### TEXTO EXIBIDO

Por Maiara Pereira Conde
A era digital revolucionou a forma como as pessoas se relacionam, aproximando-as, aumentando a interação entre elas e permitindo que novos negócios surjam e que a economia se reinvente, sendo um dos expoentes desta nova era a denominada rede social.
As redes sociais, cuja evolução vem se mostrando diária, ante a sua capacidade de mudar e se adaptar ao novo contexto globalizado, vem se mostrando cada vez mais presente no cotidiano da sociedade, apresentando novas ferramentas de conexão, interação e compartilhamento de conteúdo entre os usuários.
Outrossim, em um singelo exercício de observação, é possível aferir que as redes sociais ultrapassam seu efeito social e revestem-se de traços econômicos, servindo tanto como impulsionadores de carreiras ou exercícios profissionais, haja visto que muitas pessoas são remuneradas pelo conteúdo compartilhado em suas redes, sendo, então, um novo espectro do marketing digital e da economia virtual.
Com relação àqueles que fazem uso dessas redes, vê-se que estes não se limitam aos denominados digital influencers, cujo exercício profissional se esgota na publicação de conteúdo mediante uma contraprestação pecuniária, uma vez que é possível observar atletas profissionais, fotógrafos, cantores e entre outros que utilizam desta ferramenta não apenas como entretenimento, mas também para fins lucrativos, econômicos e publicitários.
Assim, resta nítido que a rede social deixou de ser um mero hobby para tornar-se a mais nova forma de empreender e aferir renda dentro do mundo dos negócios, servindo, por vezes, como uma forma indireta de exercer uma atividade empresarial conectada ao marketing.
No entanto, a mais nova ferramenta chamada de “memorial” criada pela rede social Facebook, trouxe preocupações ao âmbito jurídico, na medida em que esta nova ferramenta permite que um usuário escolha um “contato herdeiro” para que administre a rede social após o falecimento do usuário, transformando-a em memorial ao falecido.
Afinal, o “contato herdeiro” poderia então participar da sucessão e receber frutos do legado da pessoa falecida?
Vê-se que a questão vem ganhando substrato jurídico através do recente Projeto de Lei nº 5820 de 2019, apresentado pelo Deputado Elias Vaz (PSB/GO), para alteração do artigo 1.881 do Código Civil, o qual dispõe sobre os codicilos, que consistem na possibilidade do testador fazer disposições especiais sobre bens de pequeno valor e de interesse de pouca monta, sem necessidade de formalidades legais.
Destarte, para aferirmos se é juridicamente possível o soerguimento do herdeiro virtual á condição de legítimo participante da sucessão, faz-se necessária a realização de um exercício lógico e jurídico.

######
### DADOS COLETADOS

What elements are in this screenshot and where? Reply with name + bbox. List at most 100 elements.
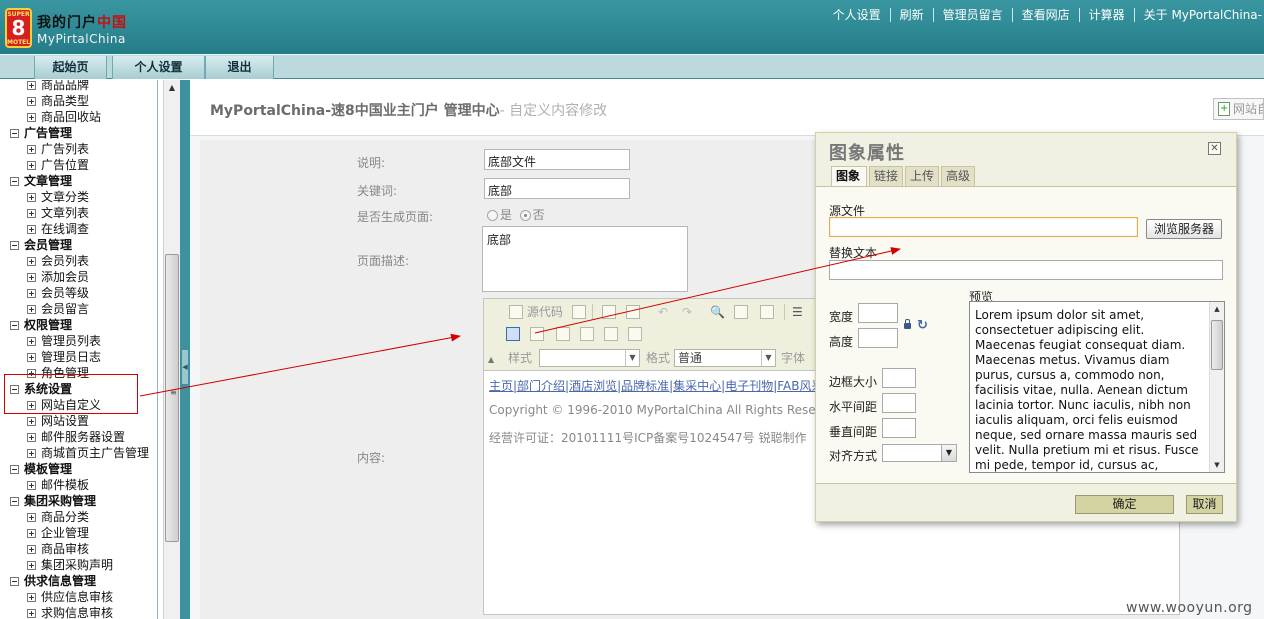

######

> OBJETIVOS
a – No texto sobre redes sociais e sucessão, qual artigo do Código Civil o Projeto de Lei nº 5820 de 2019 propõe alterar?
b – Prossiga o texto sobre redes sociais e sucessão a partir do ponto em que ele termina.

> RESPOSTAS
a – O artigo 1.881 do Código Civil, que dispõe sobre os codicilos.

b –
Assim, primeiramente, devemos observar se o conteúdo digital mantido em uma rede social é tratado como herança digital, isto é, se apresenta alguma expressão econômica, uma vez que todo bem que tem valor econômico e é passível de apropriação, conforme as lições e os ditames basilares do direito privado, pode ser considerado herança, podendo ser destinado ao legado.
Considerando a nova era digital, as imagens e conteúdos que compõem o acervo digital, podem, por vezes, ter alto valor econômico, uma vez que a veiculação da imagem de um digital influencers, por exemplo, gera a ele elevados rendimentos.
Um post publicitário pode gerar às empresas ou ao pequeno empreendedor lucros que irão compor o patrimônio da pessoa jurídica ou física.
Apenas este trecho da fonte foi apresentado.